Among the lines listed below, count those that include the string "συνεδρίασης", and state only the count.

Saved data entries:
= = = = =

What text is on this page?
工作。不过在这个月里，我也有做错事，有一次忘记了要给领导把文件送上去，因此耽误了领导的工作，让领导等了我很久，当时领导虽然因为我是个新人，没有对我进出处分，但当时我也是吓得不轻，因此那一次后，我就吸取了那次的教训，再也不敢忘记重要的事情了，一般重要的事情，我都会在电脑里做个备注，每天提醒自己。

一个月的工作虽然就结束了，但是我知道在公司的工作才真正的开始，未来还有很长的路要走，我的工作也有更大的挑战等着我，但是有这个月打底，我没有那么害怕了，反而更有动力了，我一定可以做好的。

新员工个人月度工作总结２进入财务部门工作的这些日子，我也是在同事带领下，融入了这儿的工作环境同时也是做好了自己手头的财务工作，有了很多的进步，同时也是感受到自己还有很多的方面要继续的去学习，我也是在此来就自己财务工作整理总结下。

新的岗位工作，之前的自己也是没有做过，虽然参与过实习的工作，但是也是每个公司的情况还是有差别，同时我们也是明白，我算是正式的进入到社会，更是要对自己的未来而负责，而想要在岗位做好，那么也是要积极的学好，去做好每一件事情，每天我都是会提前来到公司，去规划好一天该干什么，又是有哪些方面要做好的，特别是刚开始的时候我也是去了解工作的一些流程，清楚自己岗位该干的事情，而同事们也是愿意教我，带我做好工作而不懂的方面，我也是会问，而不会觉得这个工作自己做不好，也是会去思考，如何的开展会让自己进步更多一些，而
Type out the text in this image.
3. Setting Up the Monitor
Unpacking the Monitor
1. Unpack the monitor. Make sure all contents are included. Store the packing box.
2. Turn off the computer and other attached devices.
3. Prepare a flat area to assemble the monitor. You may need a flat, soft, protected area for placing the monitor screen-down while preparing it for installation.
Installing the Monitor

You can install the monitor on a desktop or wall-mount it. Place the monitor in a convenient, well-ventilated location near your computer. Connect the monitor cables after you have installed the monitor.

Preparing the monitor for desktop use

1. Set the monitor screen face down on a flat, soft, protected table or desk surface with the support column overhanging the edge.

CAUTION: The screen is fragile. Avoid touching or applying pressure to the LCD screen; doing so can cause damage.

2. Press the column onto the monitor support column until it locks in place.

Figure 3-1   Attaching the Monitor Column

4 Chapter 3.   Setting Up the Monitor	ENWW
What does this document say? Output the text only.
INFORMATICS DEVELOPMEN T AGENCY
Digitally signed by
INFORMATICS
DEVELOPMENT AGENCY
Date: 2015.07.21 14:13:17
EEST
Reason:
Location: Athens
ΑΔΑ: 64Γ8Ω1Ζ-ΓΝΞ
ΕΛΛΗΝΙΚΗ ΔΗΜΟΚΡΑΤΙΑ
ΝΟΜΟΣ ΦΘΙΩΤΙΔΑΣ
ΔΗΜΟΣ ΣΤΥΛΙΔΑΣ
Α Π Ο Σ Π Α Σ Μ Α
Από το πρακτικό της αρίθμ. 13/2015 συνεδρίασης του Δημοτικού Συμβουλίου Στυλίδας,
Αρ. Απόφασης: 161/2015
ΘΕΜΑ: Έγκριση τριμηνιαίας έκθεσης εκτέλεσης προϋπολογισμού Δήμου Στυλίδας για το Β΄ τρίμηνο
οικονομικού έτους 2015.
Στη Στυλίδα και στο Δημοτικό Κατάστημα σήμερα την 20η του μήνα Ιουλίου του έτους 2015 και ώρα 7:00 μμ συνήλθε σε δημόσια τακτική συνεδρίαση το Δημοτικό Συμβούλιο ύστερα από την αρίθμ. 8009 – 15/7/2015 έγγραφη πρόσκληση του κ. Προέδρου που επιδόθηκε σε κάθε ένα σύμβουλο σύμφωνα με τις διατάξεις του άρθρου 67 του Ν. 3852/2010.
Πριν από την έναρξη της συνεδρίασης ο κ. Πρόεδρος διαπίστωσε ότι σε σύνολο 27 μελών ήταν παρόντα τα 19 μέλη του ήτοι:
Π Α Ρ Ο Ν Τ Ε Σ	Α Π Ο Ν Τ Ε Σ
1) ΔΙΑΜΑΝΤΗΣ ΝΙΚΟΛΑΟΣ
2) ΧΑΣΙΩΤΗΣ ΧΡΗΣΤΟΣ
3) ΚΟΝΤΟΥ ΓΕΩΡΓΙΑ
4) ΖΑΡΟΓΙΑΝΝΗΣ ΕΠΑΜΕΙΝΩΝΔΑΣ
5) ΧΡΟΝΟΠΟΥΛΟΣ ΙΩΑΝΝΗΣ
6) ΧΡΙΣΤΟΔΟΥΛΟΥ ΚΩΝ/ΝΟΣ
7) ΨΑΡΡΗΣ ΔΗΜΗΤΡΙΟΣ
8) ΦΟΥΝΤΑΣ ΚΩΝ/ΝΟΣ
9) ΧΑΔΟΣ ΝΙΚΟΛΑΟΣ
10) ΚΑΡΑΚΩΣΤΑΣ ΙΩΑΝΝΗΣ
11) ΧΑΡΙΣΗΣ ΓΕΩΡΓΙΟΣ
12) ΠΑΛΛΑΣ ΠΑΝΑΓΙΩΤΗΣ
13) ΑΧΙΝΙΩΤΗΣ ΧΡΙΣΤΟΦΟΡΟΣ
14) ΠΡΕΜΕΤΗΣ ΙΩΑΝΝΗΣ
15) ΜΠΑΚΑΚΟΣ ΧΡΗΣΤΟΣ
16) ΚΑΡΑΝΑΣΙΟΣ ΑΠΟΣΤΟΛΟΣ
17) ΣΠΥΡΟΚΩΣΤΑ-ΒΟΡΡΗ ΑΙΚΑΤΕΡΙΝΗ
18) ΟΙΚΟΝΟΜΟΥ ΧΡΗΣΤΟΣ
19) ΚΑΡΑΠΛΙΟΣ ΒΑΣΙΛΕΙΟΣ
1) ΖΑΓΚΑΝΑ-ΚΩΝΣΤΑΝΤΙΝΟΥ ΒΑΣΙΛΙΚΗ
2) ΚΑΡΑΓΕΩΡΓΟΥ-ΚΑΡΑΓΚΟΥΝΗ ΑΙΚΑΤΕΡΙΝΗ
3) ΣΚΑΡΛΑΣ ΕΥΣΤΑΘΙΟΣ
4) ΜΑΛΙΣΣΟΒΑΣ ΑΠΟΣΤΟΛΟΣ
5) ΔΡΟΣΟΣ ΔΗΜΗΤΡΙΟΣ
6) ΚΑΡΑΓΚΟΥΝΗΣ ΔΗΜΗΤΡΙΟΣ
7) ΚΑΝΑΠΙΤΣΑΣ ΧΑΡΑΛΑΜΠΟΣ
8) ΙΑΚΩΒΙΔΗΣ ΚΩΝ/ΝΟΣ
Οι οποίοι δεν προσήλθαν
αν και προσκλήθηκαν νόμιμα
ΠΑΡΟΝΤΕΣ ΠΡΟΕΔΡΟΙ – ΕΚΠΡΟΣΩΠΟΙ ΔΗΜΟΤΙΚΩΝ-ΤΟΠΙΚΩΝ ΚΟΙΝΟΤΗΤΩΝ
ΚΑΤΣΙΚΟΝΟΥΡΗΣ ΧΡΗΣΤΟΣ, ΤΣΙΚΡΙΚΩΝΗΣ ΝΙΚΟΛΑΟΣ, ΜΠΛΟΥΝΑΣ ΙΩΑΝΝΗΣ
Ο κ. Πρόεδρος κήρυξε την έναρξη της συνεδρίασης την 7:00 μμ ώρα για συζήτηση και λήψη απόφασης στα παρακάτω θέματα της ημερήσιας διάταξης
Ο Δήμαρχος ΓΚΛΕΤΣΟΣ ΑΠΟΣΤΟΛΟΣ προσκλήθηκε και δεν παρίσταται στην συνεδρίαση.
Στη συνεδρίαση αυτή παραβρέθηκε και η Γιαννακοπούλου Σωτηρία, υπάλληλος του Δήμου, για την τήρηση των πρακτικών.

= = = = =

### RESPONSE BELOW
3